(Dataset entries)
──────────
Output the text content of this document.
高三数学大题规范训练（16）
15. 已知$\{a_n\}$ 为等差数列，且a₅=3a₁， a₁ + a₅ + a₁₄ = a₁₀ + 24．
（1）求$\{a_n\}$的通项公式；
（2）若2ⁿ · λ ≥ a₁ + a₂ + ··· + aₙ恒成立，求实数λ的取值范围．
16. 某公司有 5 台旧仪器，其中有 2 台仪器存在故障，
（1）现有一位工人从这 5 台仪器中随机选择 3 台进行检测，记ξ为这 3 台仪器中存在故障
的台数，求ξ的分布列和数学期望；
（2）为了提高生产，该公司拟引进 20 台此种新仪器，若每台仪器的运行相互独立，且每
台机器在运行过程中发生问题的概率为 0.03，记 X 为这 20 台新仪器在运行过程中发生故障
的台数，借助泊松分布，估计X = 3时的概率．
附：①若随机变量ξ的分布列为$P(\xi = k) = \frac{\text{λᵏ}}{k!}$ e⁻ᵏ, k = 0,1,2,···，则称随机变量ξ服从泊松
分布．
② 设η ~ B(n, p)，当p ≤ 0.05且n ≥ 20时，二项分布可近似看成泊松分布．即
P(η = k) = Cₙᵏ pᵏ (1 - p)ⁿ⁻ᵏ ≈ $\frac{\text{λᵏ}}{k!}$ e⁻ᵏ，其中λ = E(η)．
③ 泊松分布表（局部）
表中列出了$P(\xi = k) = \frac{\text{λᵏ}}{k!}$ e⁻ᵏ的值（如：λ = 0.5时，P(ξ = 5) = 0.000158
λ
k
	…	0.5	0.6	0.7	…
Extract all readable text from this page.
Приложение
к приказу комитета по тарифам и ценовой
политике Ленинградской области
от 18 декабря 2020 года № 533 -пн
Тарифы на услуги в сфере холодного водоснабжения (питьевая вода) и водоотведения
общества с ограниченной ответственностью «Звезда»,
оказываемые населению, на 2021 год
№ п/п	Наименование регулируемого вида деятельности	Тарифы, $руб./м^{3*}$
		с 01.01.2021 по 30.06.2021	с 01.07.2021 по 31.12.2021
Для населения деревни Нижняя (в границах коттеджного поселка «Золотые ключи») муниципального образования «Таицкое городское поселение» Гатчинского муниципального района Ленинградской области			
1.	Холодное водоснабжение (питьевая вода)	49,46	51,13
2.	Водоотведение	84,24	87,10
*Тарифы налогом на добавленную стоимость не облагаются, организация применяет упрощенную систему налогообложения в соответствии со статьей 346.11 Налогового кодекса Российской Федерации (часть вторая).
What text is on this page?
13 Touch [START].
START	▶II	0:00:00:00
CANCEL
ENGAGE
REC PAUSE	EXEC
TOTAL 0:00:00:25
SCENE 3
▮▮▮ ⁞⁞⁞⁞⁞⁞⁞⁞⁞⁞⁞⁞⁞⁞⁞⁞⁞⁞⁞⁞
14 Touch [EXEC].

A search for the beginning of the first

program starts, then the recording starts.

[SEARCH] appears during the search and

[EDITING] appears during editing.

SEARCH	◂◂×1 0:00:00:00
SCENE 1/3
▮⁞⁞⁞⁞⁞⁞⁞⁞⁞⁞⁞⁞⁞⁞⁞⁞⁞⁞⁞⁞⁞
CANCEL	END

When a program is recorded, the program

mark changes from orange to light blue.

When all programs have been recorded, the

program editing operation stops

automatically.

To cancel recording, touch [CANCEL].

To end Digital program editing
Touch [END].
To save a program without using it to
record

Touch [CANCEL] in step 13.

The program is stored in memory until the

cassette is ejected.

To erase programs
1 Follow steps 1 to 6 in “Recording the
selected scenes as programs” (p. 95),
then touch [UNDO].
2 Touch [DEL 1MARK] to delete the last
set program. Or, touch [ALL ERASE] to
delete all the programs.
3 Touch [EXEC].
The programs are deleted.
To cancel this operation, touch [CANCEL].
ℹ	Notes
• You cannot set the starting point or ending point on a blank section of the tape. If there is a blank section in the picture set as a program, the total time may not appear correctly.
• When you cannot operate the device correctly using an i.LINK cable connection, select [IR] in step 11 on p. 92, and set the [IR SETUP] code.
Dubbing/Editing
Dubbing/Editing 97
──────────
## Required task
Your task is to print all of the records exactly.

## Task output
Output the text content of this document.
高三数学大题规范训练（16）
15. 已知$\{a_n\}$ 为等差数列，且a₅=3a₁， a₁ + a₅ + a₁₄ = a₁₀ + 24．
（1）求$\{a_n\}$的通项公式；
（2）若2ⁿ · λ ≥ a₁ + a₂ + ··· + aₙ恒成立，求实数λ的取值范围．
16. 某公司有 5 台旧仪器，其中有 2 台仪器存在故障，
（1）现有一位工人从这 5 台仪器中随机选择 3 台进行检测，记ξ为这 3 台仪器中存在故障
的台数，求ξ的分布列和数学期望；
（2）为了提高生产，该公司拟引进 20 台此种新仪器，若每台仪器的运行相互独立，且每
台机器在运行过程中发生问题的概率为 0.03，记 X 为这 20 台新仪器在运行过程中发生故障
的台数，借助泊松分布，估计X = 3时的概率．
附：①若随机变量ξ的分布列为$P(\xi = k) = \frac{\text{λᵏ}}{k!}$ e⁻ᵏ, k = 0,1,2,···，则称随机变量ξ服从泊松
分布．
② 设η ~ B(n, p)，当p ≤ 0.05且n ≥ 20时，二项分布可近似看成泊松分布．即
P(η = k) = Cₙᵏ pᵏ (1 - p)ⁿ⁻ᵏ ≈ $\frac{\text{λᵏ}}{k!}$ e⁻ᵏ，其中λ = E(η)．
③ 泊松分布表（局部）
表中列出了$P(\xi = k) = \frac{\text{λᵏ}}{k!}$ e⁻ᵏ的值（如：λ = 0.5时，P(ξ = 5) = 0.000158
λ
k
	…	0.5	0.6	0.7	…
Extract all readable text from this page.
Приложение
к приказу комитета по тарифам и ценовой
политике Ленинградской области
от 18 декабря 2020 года № 533 -пн
Тарифы на услуги в сфере холодного водоснабжения (питьевая вода) и водоотведения
общества с ограниченной ответственностью «Звезда»,
оказываемые населению, на 2021 год
№ п/п	Наименование регулируемого вида деятельности	Тарифы, $руб./м^{3*}$
		с 01.01.2021 по 30.06.2021	с 01.07.2021 по 31.12.2021
Для населения деревни Нижняя (в границах коттеджного поселка «Золотые ключи») муниципального образования «Таицкое городское поселение» Гатчинского муниципального района Ленинградской области			
1.	Холодное водоснабжение (питьевая вода)	49,46	51,13
2.	Водоотведение	84,24	87,10
*Тарифы налогом на добавленную стоимость не облагаются, организация применяет упрощенную систему налогообложения в соответствии со статьей 346.11 Налогового кодекса Российской Федерации (часть вторая).
What text is on this page?
13 Touch [START].
START	▶II	0:00:00:00
CANCEL
ENGAGE
REC PAUSE	EXEC
TOTAL 0:00:00:25
SCENE 3
▮▮▮ ⁞⁞⁞⁞⁞⁞⁞⁞⁞⁞⁞⁞⁞⁞⁞⁞⁞⁞⁞⁞
14 Touch [EXEC].

A search for the beginning of the first

program starts, then the recording starts.

[SEARCH] appears during the search and

[EDITING] appears during editing.

SEARCH	◂◂×1 0:00:00:00
SCENE 1/3
▮⁞⁞⁞⁞⁞⁞⁞⁞⁞⁞⁞⁞⁞⁞⁞⁞⁞⁞⁞⁞⁞
CANCEL	END

When a program is recorded, the program

mark changes from orange to light blue.

When all programs have been recorded, the

program editing operation stops

automatically.

To cancel recording, touch [CANCEL].

To end Digital program editing
Touch [END].
To save a program without using it to
record

Touch [CANCEL] in step 13.

The program is stored in memory until the

cassette is ejected.

To erase programs
1 Follow steps 1 to 6 in “Recording the
selected scenes as programs” (p. 95),
then touch [UNDO].
2 Touch [DEL 1MARK] to delete the last
set program. Or, touch [ALL ERASE] to
delete all the programs.
3 Touch [EXEC].
The programs are deleted.
To cancel this operation, touch [CANCEL].
ℹ	Notes
• You cannot set the starting point or ending point on a blank section of the tape. If there is a blank section in the picture set as a program, the total time may not appear correctly.
• When you cannot operate the device correctly using an i.LINK cable connection, select [IR] in step 11 on p. 92, and set the [IR SETUP] code.
Dubbing/Editing
Dubbing/Editing 97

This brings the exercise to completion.